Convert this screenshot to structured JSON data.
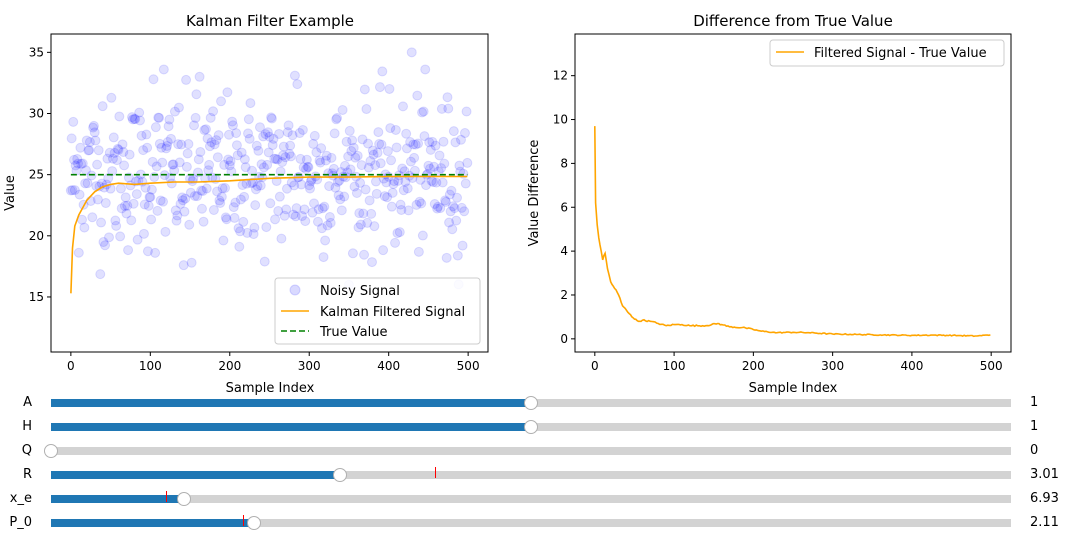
{
  "chart_data": [
    {
      "type": "scatter+line",
      "title": "Kalman Filter Example",
      "xlabel": "Sample Index",
      "ylabel": "Value",
      "xlim": [
        -25,
        525
      ],
      "ylim": [
        10.5,
        36.5
      ],
      "xticks": [
        0,
        100,
        200,
        300,
        400,
        500
      ],
      "yticks": [
        15,
        20,
        25,
        30,
        35
      ],
      "legend_location": "lower-right",
      "grid": false,
      "series": [
        {
          "name": "Noisy Signal",
          "kind": "scatter",
          "color": "#0000ff",
          "alpha": 0.12,
          "count": 500,
          "x_range": [
            0,
            499
          ],
          "center": 25.0,
          "spread_sd": 3.1,
          "samples": [
            [
              0,
              23.7
            ],
            [
              12,
              27.2
            ],
            [
              40,
              30.6
            ],
            [
              104,
              32.8
            ],
            [
              117,
              33.6
            ],
            [
              142,
              17.6
            ],
            [
              152,
              17.8
            ],
            [
              162,
              33.0
            ],
            [
              282,
              33.1
            ],
            [
              285,
              32.4
            ],
            [
              429,
              35.0
            ],
            [
              473,
              18.2
            ],
            [
              493,
              19.2
            ]
          ]
        },
        {
          "name": "Kalman Filtered Signal",
          "kind": "line",
          "color": "#ffa500",
          "points": [
            [
              0,
              15.3
            ],
            [
              2,
              19.0
            ],
            [
              5,
              20.8
            ],
            [
              10,
              21.7
            ],
            [
              20,
              22.9
            ],
            [
              30,
              23.6
            ],
            [
              40,
              24.0
            ],
            [
              50,
              24.2
            ],
            [
              60,
              24.3
            ],
            [
              80,
              24.2
            ],
            [
              100,
              24.3
            ],
            [
              130,
              24.4
            ],
            [
              160,
              24.4
            ],
            [
              200,
              24.5
            ],
            [
              250,
              24.7
            ],
            [
              300,
              24.8
            ],
            [
              350,
              24.8
            ],
            [
              400,
              24.85
            ],
            [
              450,
              24.85
            ],
            [
              499,
              24.85
            ]
          ]
        },
        {
          "name": "True Value",
          "kind": "dashed-line",
          "color": "#008000",
          "points": [
            [
              0,
              25
            ],
            [
              499,
              25
            ]
          ]
        }
      ]
    },
    {
      "type": "line",
      "title": "Difference from True Value",
      "xlabel": "Sample Index",
      "ylabel": "Value Difference",
      "xlim": [
        -25,
        525
      ],
      "ylim": [
        -0.6,
        13.9
      ],
      "xticks": [
        0,
        100,
        200,
        300,
        400,
        500
      ],
      "yticks": [
        0,
        2,
        4,
        6,
        8,
        10,
        12
      ],
      "legend_location": "upper-right",
      "grid": false,
      "series": [
        {
          "name": "Filtered Signal - True Value",
          "color": "#ffa500",
          "points": [
            [
              0,
              9.7
            ],
            [
              1,
              6.2
            ],
            [
              3,
              5.2
            ],
            [
              5,
              4.6
            ],
            [
              8,
              4.0
            ],
            [
              10,
              3.6
            ],
            [
              13,
              3.9
            ],
            [
              16,
              3.2
            ],
            [
              20,
              2.6
            ],
            [
              25,
              2.3
            ],
            [
              30,
              2.0
            ],
            [
              35,
              1.5
            ],
            [
              40,
              1.3
            ],
            [
              45,
              1.1
            ],
            [
              50,
              0.9
            ],
            [
              55,
              0.8
            ],
            [
              60,
              0.85
            ],
            [
              70,
              0.8
            ],
            [
              80,
              0.7
            ],
            [
              90,
              0.6
            ],
            [
              100,
              0.65
            ],
            [
              110,
              0.65
            ],
            [
              120,
              0.6
            ],
            [
              140,
              0.6
            ],
            [
              155,
              0.7
            ],
            [
              160,
              0.65
            ],
            [
              170,
              0.55
            ],
            [
              190,
              0.5
            ],
            [
              210,
              0.35
            ],
            [
              230,
              0.28
            ],
            [
              250,
              0.3
            ],
            [
              270,
              0.28
            ],
            [
              300,
              0.22
            ],
            [
              330,
              0.2
            ],
            [
              360,
              0.18
            ],
            [
              400,
              0.16
            ],
            [
              430,
              0.17
            ],
            [
              460,
              0.15
            ],
            [
              480,
              0.13
            ],
            [
              499,
              0.18
            ]
          ]
        }
      ]
    }
  ],
  "sliders": [
    {
      "label": "A",
      "value_text": "1",
      "fraction": 0.5
    },
    {
      "label": "H",
      "value_text": "1",
      "fraction": 0.5
    },
    {
      "label": "Q",
      "value_text": "0",
      "fraction": 0.0
    },
    {
      "label": "R",
      "value_text": "3.01",
      "fraction": 0.301,
      "initial_fraction": 0.4
    },
    {
      "label": "x_e",
      "value_text": "6.93",
      "fraction": 0.139,
      "initial_fraction": 0.12
    },
    {
      "label": "P_0",
      "value_text": "2.11",
      "fraction": 0.211,
      "initial_fraction": 0.2
    }
  ],
  "colors": {
    "slider_fill": "#1f77b4",
    "slider_track": "#d3d3d3",
    "initial_marker": "#ff0000"
  }
}
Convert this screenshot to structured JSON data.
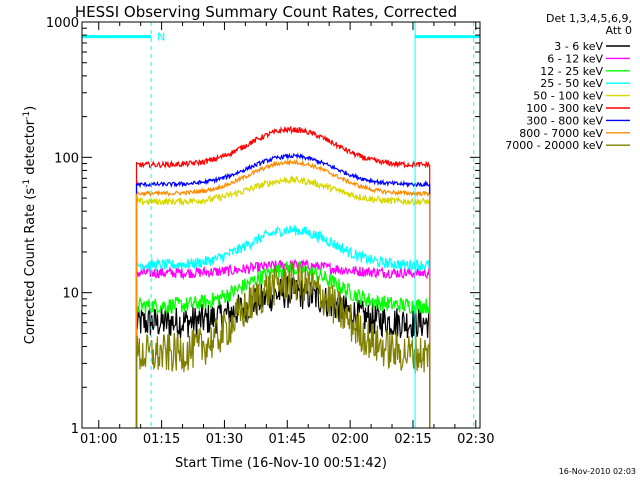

What is expected - Restate the whole listing above exactly, please, omitting every image.

Finished task -
Convert this screenshot to structured JSON data.
{
  "chart_data": [
    {
      "type": "scatter+line",
      "title": "Kalman Filter Example",
      "xlabel": "Sample Index",
      "ylabel": "Value",
      "xlim": [
        -25,
        525
      ],
      "ylim": [
        10.5,
        36.5
      ],
      "xticks": [
        0,
        100,
        200,
        300,
        400,
        500
      ],
      "yticks": [
        15,
        20,
        25,
        30,
        35
      ],
      "legend_location": "lower-right",
      "grid": false,
      "series": [
        {
          "name": "Noisy Signal",
          "kind": "scatter",
          "color": "#0000ff",
          "alpha": 0.12,
          "count": 500,
          "x_range": [
            0,
            499
          ],
          "center": 25.0,
          "spread_sd": 3.1,
          "samples": [
            [
              0,
              23.7
            ],
            [
              12,
              27.2
            ],
            [
              40,
              30.6
            ],
            [
              104,
              32.8
            ],
            [
              117,
              33.6
            ],
            [
              142,
              17.6
            ],
            [
              152,
              17.8
            ],
            [
              162,
              33.0
            ],
            [
              282,
              33.1
            ],
            [
              285,
              32.4
            ],
            [
              429,
              35.0
            ],
            [
              473,
              18.2
            ],
            [
              493,
              19.2
            ]
          ]
        },
        {
          "name": "Kalman Filtered Signal",
          "kind": "line",
          "color": "#ffa500",
          "points": [
            [
              0,
              15.3
            ],
            [
              2,
              19.0
            ],
            [
              5,
              20.8
            ],
            [
              10,
              21.7
            ],
            [
              20,
              22.9
            ],
            [
              30,
              23.6
            ],
            [
              40,
              24.0
            ],
            [
              50,
              24.2
            ],
            [
              60,
              24.3
            ],
            [
              80,
              24.2
            ],
            [
              100,
              24.3
            ],
            [
              130,
              24.4
            ],
            [
              160,
              24.4
            ],
            [
              200,
              24.5
            ],
            [
              250,
              24.7
            ],
            [
              300,
              24.8
            ],
            [
              350,
              24.8
            ],
            [
              400,
              24.85
            ],
            [
              450,
              24.85
            ],
            [
              499,
              24.85
            ]
          ]
        },
        {
          "name": "True Value",
          "kind": "dashed-line",
          "color": "#008000",
          "points": [
            [
              0,
              25
            ],
            [
              499,
              25
            ]
          ]
        }
      ]
    },
    {
      "type": "line",
      "title": "Difference from True Value",
      "xlabel": "Sample Index",
      "ylabel": "Value Difference",
      "xlim": [
        -25,
        525
      ],
      "ylim": [
        -0.6,
        13.9
      ],
      "xticks": [
        0,
        100,
        200,
        300,
        400,
        500
      ],
      "yticks": [
        0,
        2,
        4,
        6,
        8,
        10,
        12
      ],
      "legend_location": "upper-right",
      "grid": false,
      "series": [
        {
          "name": "Filtered Signal - True Value",
          "color": "#ffa500",
          "points": [
            [
              0,
              9.7
            ],
            [
              1,
              6.2
            ],
            [
              3,
              5.2
            ],
            [
              5,
              4.6
            ],
            [
              8,
              4.0
            ],
            [
              10,
              3.6
            ],
            [
              13,
              3.9
            ],
            [
              16,
              3.2
            ],
            [
              20,
              2.6
            ],
            [
              25,
              2.3
            ],
            [
              30,
              2.0
            ],
            [
              35,
              1.5
            ],
            [
              40,
              1.3
            ],
            [
              45,
              1.1
            ],
            [
              50,
              0.9
            ],
            [
              55,
              0.8
            ],
            [
              60,
              0.85
            ],
            [
              70,
              0.8
            ],
            [
              80,
              0.7
            ],
            [
              90,
              0.6
            ],
            [
              100,
              0.65
            ],
            [
              110,
              0.65
            ],
            [
              120,
              0.6
            ],
            [
              140,
              0.6
            ],
            [
              155,
              0.7
            ],
            [
              160,
              0.65
            ],
            [
              170,
              0.55
            ],
            [
              190,
              0.5
            ],
            [
              210,
              0.35
            ],
            [
              230,
              0.28
            ],
            [
              250,
              0.3
            ],
            [
              270,
              0.28
            ],
            [
              300,
              0.22
            ],
            [
              330,
              0.2
            ],
            [
              360,
              0.18
            ],
            [
              400,
              0.16
            ],
            [
              430,
              0.17
            ],
            [
              460,
              0.15
            ],
            [
              480,
              0.13
            ],
            [
              499,
              0.18
            ]
          ]
        }
      ]
    }
  ],
  "sliders": [
    {
      "label": "A",
      "value_text": "1",
      "fraction": 0.5
    },
    {
      "label": "H",
      "value_text": "1",
      "fraction": 0.5
    },
    {
      "label": "Q",
      "value_text": "0",
      "fraction": 0.0
    },
    {
      "label": "R",
      "value_text": "3.01",
      "fraction": 0.301,
      "initial_fraction": 0.4
    },
    {
      "label": "x_e",
      "value_text": "6.93",
      "fraction": 0.139,
      "initial_fraction": 0.12
    },
    {
      "label": "P_0",
      "value_text": "2.11",
      "fraction": 0.211,
      "initial_fraction": 0.2
    }
  ],
  "colors": {
    "slider_fill": "#1f77b4",
    "slider_track": "#d3d3d3",
    "initial_marker": "#ff0000"
  }
}
Convert this screenshot to structured JSON data.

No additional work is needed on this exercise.